Problem to solve
Identify and reproduce every line holding the string "Contains".

[Records from a dataset]
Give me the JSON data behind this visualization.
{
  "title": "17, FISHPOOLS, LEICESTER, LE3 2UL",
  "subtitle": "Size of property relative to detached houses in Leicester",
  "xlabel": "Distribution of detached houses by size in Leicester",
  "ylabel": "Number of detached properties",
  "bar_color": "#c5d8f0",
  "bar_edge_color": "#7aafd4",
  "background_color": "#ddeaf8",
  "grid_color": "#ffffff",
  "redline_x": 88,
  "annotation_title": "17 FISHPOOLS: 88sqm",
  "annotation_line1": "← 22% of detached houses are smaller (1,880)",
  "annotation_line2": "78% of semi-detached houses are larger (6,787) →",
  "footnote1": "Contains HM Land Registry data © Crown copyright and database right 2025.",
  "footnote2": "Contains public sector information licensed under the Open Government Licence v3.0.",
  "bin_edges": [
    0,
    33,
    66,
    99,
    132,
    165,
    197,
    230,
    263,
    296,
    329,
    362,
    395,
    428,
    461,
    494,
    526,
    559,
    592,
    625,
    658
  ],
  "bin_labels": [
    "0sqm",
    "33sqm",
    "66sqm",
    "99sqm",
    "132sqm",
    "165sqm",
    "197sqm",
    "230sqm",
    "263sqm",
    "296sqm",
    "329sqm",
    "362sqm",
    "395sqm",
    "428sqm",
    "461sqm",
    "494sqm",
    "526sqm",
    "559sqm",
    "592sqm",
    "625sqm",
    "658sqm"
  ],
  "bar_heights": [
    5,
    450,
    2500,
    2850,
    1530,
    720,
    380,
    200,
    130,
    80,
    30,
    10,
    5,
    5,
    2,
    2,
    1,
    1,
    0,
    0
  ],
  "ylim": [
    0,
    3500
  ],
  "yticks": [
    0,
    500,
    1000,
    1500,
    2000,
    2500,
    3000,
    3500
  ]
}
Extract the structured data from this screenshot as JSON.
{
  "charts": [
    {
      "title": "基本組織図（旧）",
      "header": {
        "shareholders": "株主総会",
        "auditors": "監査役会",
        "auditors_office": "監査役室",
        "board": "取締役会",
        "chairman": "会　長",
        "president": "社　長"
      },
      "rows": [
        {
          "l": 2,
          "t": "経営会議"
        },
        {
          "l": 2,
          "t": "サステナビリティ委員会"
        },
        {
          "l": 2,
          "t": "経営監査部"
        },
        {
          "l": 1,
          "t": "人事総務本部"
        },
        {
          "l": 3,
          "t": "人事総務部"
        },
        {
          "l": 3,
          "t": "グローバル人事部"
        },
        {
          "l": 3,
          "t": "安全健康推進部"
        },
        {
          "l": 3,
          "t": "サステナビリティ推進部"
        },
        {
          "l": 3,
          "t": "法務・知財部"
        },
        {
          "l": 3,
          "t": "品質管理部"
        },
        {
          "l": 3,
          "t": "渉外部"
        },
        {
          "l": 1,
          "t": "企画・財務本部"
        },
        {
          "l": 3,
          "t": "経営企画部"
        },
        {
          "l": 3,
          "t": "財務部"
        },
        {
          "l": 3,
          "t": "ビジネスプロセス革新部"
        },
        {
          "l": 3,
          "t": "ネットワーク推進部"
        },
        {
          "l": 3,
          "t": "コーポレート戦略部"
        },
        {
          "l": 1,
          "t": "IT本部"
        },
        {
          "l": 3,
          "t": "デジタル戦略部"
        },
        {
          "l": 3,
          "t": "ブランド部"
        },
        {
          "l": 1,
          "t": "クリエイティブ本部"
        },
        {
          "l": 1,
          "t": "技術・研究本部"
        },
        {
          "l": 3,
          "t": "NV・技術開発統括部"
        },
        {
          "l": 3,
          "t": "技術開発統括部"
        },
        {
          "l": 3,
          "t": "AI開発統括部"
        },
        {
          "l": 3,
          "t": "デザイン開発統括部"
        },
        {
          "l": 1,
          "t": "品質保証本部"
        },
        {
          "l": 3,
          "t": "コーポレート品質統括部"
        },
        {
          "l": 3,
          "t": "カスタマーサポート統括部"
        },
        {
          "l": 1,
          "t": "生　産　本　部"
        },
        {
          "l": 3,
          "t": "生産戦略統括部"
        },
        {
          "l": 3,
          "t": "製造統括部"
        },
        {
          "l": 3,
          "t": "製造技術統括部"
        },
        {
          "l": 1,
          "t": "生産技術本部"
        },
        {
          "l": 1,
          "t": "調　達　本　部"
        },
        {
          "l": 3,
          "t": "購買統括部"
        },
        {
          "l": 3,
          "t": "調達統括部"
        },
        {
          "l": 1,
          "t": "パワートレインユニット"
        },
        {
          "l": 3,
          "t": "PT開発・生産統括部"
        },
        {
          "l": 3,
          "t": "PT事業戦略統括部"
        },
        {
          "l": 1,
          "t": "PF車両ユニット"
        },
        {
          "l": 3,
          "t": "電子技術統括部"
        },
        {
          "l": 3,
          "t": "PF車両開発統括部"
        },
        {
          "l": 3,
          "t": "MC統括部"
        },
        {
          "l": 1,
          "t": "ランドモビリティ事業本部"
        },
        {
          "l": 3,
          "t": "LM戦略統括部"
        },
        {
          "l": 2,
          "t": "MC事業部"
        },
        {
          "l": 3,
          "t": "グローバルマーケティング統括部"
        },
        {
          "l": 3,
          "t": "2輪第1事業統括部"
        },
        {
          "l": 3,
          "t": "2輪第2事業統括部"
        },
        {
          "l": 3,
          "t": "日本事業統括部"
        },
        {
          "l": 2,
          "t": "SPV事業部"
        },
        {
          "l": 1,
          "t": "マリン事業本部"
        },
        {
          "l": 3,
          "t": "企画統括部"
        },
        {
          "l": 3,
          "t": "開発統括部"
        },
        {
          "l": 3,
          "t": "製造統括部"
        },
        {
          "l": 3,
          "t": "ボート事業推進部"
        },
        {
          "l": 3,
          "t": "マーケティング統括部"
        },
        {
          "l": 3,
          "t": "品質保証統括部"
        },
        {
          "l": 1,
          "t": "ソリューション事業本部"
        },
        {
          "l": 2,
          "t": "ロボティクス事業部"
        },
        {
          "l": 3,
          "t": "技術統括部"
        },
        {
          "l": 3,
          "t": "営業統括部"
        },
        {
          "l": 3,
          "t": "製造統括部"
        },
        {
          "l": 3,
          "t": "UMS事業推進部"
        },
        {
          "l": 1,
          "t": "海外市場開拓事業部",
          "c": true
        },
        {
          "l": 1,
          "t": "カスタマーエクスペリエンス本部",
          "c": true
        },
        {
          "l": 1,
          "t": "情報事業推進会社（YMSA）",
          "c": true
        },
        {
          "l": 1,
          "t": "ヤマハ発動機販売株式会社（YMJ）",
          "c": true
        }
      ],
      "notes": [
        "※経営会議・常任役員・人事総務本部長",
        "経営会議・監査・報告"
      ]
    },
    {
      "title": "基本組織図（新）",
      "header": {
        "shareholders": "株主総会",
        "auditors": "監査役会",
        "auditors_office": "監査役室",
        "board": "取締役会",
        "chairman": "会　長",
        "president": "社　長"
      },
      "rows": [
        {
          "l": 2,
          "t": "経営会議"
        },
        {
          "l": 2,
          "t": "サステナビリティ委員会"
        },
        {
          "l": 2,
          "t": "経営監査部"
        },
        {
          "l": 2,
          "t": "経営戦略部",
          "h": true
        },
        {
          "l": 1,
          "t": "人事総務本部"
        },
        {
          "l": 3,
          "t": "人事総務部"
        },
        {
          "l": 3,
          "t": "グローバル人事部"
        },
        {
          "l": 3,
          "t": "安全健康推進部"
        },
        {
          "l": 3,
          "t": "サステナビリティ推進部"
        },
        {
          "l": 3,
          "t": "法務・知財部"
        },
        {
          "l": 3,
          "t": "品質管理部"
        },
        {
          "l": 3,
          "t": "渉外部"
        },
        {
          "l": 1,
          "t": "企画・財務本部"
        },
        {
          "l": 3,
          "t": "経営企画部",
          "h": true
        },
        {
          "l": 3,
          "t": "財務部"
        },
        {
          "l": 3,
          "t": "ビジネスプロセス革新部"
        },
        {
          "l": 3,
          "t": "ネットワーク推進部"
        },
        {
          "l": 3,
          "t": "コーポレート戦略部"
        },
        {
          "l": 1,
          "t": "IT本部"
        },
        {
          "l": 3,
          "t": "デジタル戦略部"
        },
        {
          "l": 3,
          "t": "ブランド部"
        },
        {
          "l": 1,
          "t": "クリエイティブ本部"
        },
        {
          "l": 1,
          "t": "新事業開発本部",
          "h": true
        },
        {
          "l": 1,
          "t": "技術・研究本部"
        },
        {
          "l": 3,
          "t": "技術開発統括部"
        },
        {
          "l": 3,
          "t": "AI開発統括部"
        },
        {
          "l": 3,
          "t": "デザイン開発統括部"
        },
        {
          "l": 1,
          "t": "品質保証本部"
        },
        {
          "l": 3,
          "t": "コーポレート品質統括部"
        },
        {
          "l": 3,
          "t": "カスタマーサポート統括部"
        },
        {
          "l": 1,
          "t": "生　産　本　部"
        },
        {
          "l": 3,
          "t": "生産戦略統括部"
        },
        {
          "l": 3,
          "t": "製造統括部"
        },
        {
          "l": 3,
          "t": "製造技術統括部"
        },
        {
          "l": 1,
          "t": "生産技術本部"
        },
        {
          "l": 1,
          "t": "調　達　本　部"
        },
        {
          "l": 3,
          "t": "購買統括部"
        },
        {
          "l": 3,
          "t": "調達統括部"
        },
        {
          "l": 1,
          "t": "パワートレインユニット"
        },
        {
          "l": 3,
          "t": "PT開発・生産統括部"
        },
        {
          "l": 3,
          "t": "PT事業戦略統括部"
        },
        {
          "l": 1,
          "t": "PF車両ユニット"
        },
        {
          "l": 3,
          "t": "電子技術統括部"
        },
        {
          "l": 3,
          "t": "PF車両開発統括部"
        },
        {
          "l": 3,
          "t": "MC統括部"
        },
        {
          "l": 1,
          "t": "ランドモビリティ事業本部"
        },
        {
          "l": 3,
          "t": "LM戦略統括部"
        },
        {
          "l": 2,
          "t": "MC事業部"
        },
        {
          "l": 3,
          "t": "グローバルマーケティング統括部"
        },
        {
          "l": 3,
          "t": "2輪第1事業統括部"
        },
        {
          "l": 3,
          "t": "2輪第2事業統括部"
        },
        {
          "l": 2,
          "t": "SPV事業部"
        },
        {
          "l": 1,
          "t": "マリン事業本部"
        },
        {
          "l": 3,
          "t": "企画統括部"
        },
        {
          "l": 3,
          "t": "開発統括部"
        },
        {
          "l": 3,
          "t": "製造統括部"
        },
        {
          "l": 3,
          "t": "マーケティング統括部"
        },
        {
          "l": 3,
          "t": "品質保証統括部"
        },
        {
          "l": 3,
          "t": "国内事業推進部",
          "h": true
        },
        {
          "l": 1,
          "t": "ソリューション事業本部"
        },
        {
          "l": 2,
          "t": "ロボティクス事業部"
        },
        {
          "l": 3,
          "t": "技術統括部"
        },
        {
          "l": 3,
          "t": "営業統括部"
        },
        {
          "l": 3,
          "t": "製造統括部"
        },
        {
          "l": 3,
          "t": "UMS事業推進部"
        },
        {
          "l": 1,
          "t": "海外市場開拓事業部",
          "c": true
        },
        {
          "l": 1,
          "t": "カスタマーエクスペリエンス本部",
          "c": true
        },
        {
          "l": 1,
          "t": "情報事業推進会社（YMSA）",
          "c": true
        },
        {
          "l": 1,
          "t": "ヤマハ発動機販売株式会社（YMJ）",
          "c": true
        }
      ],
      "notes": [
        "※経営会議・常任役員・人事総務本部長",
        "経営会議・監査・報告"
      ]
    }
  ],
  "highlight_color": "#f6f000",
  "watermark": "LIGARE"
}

Written reply
  "footnote1": "Contains HM Land Registry data © Crown copyright and database right 2025.",
  "footnote2": "Contains public sector information licensed under the Open Government Licence v3.0.",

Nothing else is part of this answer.